### Available records
--- begin ---

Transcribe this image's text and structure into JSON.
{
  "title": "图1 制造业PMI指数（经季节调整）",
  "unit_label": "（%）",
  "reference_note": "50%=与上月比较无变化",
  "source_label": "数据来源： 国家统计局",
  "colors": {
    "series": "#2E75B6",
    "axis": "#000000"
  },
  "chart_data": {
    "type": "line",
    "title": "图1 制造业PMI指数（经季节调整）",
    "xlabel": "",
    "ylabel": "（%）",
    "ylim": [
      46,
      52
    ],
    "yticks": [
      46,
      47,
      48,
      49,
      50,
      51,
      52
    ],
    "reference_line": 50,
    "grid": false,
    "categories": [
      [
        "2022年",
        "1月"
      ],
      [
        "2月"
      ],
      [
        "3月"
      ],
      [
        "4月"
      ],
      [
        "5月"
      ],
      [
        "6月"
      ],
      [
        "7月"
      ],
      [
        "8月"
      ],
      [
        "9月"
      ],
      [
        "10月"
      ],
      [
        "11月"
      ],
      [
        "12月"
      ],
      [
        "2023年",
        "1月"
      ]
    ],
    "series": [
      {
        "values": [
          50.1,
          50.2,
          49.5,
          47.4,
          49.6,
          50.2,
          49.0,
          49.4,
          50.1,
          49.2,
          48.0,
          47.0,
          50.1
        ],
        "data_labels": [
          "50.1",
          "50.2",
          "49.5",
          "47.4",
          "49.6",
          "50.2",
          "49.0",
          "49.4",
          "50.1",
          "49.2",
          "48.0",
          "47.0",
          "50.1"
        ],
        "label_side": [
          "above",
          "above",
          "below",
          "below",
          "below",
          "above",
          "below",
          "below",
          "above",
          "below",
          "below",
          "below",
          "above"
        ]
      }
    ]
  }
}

--- end ---

### Set problem
State the number of lines in the data that include the string "title", and add nothing else.

### Written solution
2